What is required | Wherever the string "source" occurs in a line of these records, report that line.

[Data entries]
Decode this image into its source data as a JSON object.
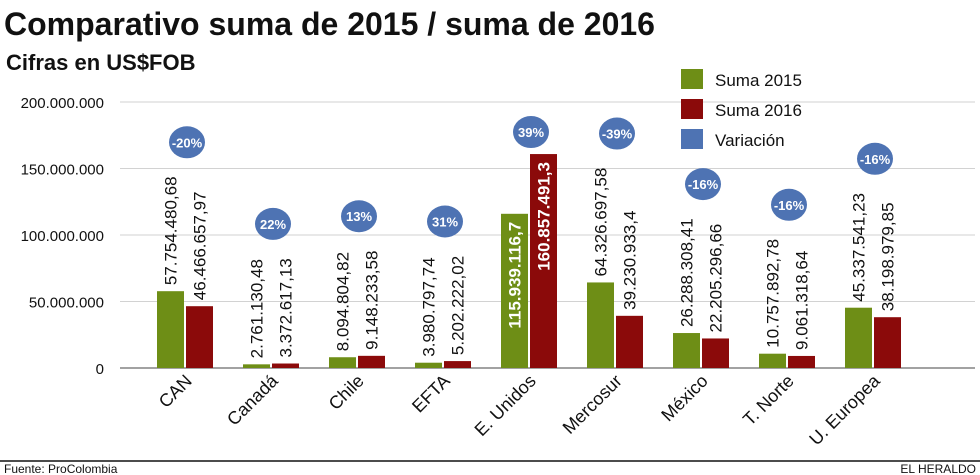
{
  "chart_data": {
    "type": "bar",
    "title": "Comparativo suma de 2015 / suma de 2016",
    "subtitle": "Cifras en US$FOB",
    "categories": [
      "CAN",
      "Canadá",
      "Chile",
      "EFTA",
      "E. Unidos",
      "Mercosur",
      "México",
      "T. Norte",
      "U. Europea"
    ],
    "series": [
      {
        "name": "Suma 2015",
        "color": "#6e8e16",
        "values": [
          57754480.68,
          2761130.48,
          8094804.82,
          3980797.74,
          115939116.7,
          64326697.58,
          26288308.41,
          10757892.78,
          45337541.23
        ],
        "labels": [
          "57.754.480,68",
          "2.761.130,48",
          "8.094.804,82",
          "3.980.797,74",
          "115.939.116,7",
          "64.326.697,58",
          "26.288.308,41",
          "10.757.892,78",
          "45.337.541,23"
        ]
      },
      {
        "name": "Suma 2016",
        "color": "#8b0a0a",
        "values": [
          46466657.97,
          3372617.13,
          9148233.58,
          5202222.02,
          160857491.3,
          39230933.4,
          22205296.66,
          9061318.64,
          38198979.85
        ],
        "labels": [
          "46.466.657,97",
          "3.372.617,13",
          "9.148.233,58",
          "5.202.222,02",
          "160.857.491,3",
          "39.230.933,4",
          "22.205.296,66",
          "9.061.318,64",
          "38.198.979,85"
        ]
      }
    ],
    "variation": {
      "name": "Variación",
      "color": "#4e73b3",
      "labels": [
        "-20%",
        "22%",
        "13%",
        "31%",
        "39%",
        "-39%",
        "-16%",
        "-16%",
        "-16%"
      ]
    },
    "ylim": [
      0,
      200000000
    ],
    "yticks": [
      0,
      50000000,
      100000000,
      150000000,
      200000000
    ],
    "ytick_labels": [
      "0",
      "50.000.000",
      "100.000.000",
      "150.000.000",
      "200.000.000"
    ],
    "grid": true,
    "legend_position": "top-right",
    "xlabel": "",
    "ylabel": ""
  },
  "footer": {
    "source": "Fuente: ProColombia",
    "brand": "EL HERALDO"
  }
}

Response to the task |
Decode this image into its source data as a JSON object.
    "source": "Fuente: ProColombia",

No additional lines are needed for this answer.